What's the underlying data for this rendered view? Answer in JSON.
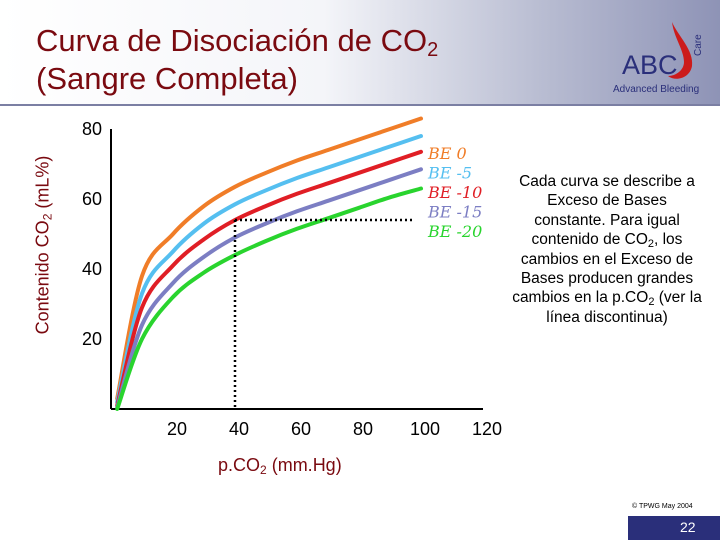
{
  "slide": {
    "title_line1": "Curva de Disociación de CO",
    "title_line1_sub": "2",
    "title_line2": "(Sangre Completa)",
    "copyright": "© TPWG May 2004",
    "page_number": "22"
  },
  "logo": {
    "text": "ABC",
    "vertical_text": "Care",
    "subtitle": "Advanced Bleeding",
    "text_color": "#2a2f7a",
    "drop_color": "#cc1b1b"
  },
  "note": {
    "part1": "Cada curva se describe a Exceso de Bases constante. Para igual contenido de CO",
    "sub1": "2",
    "part2": ", los cambios en el Exceso de Bases producen grandes cambios en la p.CO",
    "sub2": "2",
    "part3": " (ver la línea discontinua)"
  },
  "chart_data": {
    "type": "line",
    "ylabel": "Contenido CO",
    "ylabel_sub": "2",
    "ylabel_unit": " (mL%)",
    "xlabel": "p.CO",
    "xlabel_sub": "2",
    "xlabel_unit": " (mm.Hg)",
    "x_ticks": [
      20,
      40,
      60,
      80,
      100,
      120
    ],
    "y_ticks": [
      20,
      40,
      60,
      80
    ],
    "xlim": [
      0,
      120
    ],
    "ylim": [
      0,
      80
    ],
    "grid": false,
    "legend_position": "top-right",
    "series": [
      {
        "name": "BE 0",
        "color": "#f07d28",
        "x": [
          2,
          10,
          20,
          30,
          40,
          50,
          60,
          70,
          80,
          90,
          100
        ],
        "y": [
          3,
          38,
          50,
          58,
          63.5,
          67.5,
          71,
          74,
          77,
          80,
          83
        ]
      },
      {
        "name": "BE -5",
        "color": "#55bff0",
        "x": [
          2,
          10,
          20,
          30,
          40,
          50,
          60,
          70,
          80,
          90,
          100
        ],
        "y": [
          2,
          33,
          45,
          53,
          58.5,
          62.5,
          66,
          69,
          72,
          75,
          78
        ]
      },
      {
        "name": "BE -10",
        "color": "#e01e25",
        "x": [
          2,
          10,
          20,
          30,
          40,
          50,
          60,
          70,
          80,
          90,
          100
        ],
        "y": [
          1,
          29,
          41,
          48.5,
          54,
          58,
          61.5,
          64.5,
          67.5,
          70.5,
          73.5
        ]
      },
      {
        "name": "BE -15",
        "color": "#7c7ec3",
        "x": [
          2,
          10,
          20,
          30,
          40,
          50,
          60,
          70,
          80,
          90,
          100
        ],
        "y": [
          0.5,
          24,
          36,
          43.5,
          49,
          53,
          56.5,
          59.5,
          62.5,
          65.5,
          68.5
        ]
      },
      {
        "name": "BE -20",
        "color": "#29d42e",
        "x": [
          2,
          10,
          20,
          30,
          40,
          50,
          60,
          70,
          80,
          90,
          100
        ],
        "y": [
          0,
          20,
          32,
          39,
          44,
          48,
          51.5,
          54.5,
          57.5,
          60.5,
          63
        ]
      }
    ],
    "reference_line": {
      "x_from": 40,
      "x_to": 98,
      "y": 54,
      "style": "dotted",
      "color": "#000000"
    }
  }
}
============================================================
## PROBLEM DETAILS
Keep the pictures out of the copy and return the rest of the data above exactly.

## EXERCISE RESPONSE
What's the underlying data for this rendered view? Answer in JSON.
{
  "slide": {
    "title_line1": "Curva de Disociación de CO",
    "title_line1_sub": "2",
    "title_line2": "(Sangre Completa)",
    "copyright": "© TPWG May 2004",
    "page_number": "22"
  },
  "logo": {
    "text": "ABC",
    "vertical_text": "Care",
    "subtitle": "Advanced Bleeding",
    "text_color": "#2a2f7a",
    "drop_color": "#cc1b1b"
  },
  "note": {
    "part1": "Cada curva se describe a Exceso de Bases constante. Para igual contenido de CO",
    "sub1": "2",
    "part2": ", los cambios en el Exceso de Bases producen grandes cambios en la p.CO",
    "sub2": "2",
    "part3": " (ver la línea discontinua)"
  },
  "chart_data": {
    "type": "line",
    "ylabel": "Contenido CO",
    "ylabel_sub": "2",
    "ylabel_unit": " (mL%)",
    "xlabel": "p.CO",
    "xlabel_sub": "2",
    "xlabel_unit": " (mm.Hg)",
    "x_ticks": [
      20,
      40,
      60,
      80,
      100,
      120
    ],
    "y_ticks": [
      20,
      40,
      60,
      80
    ],
    "xlim": [
      0,
      120
    ],
    "ylim": [
      0,
      80
    ],
    "grid": false,
    "legend_position": "top-right",
    "series": [
      {
        "name": "BE 0",
        "color": "#f07d28",
        "x": [
          2,
          10,
          20,
          30,
          40,
          50,
          60,
          70,
          80,
          90,
          100
        ],
        "y": [
          3,
          38,
          50,
          58,
          63.5,
          67.5,
          71,
          74,
          77,
          80,
          83
        ]
      },
      {
        "name": "BE -5",
        "color": "#55bff0",
        "x": [
          2,
          10,
          20,
          30,
          40,
          50,
          60,
          70,
          80,
          90,
          100
        ],
        "y": [
          2,
          33,
          45,
          53,
          58.5,
          62.5,
          66,
          69,
          72,
          75,
          78
        ]
      },
      {
        "name": "BE -10",
        "color": "#e01e25",
        "x": [
          2,
          10,
          20,
          30,
          40,
          50,
          60,
          70,
          80,
          90,
          100
        ],
        "y": [
          1,
          29,
          41,
          48.5,
          54,
          58,
          61.5,
          64.5,
          67.5,
          70.5,
          73.5
        ]
      },
      {
        "name": "BE -15",
        "color": "#7c7ec3",
        "x": [
          2,
          10,
          20,
          30,
          40,
          50,
          60,
          70,
          80,
          90,
          100
        ],
        "y": [
          0.5,
          24,
          36,
          43.5,
          49,
          53,
          56.5,
          59.5,
          62.5,
          65.5,
          68.5
        ]
      },
      {
        "name": "BE -20",
        "color": "#29d42e",
        "x": [
          2,
          10,
          20,
          30,
          40,
          50,
          60,
          70,
          80,
          90,
          100
        ],
        "y": [
          0,
          20,
          32,
          39,
          44,
          48,
          51.5,
          54.5,
          57.5,
          60.5,
          63
        ]
      }
    ],
    "reference_line": {
      "x_from": 40,
      "x_to": 98,
      "y": 54,
      "style": "dotted",
      "color": "#000000"
    }
  }
}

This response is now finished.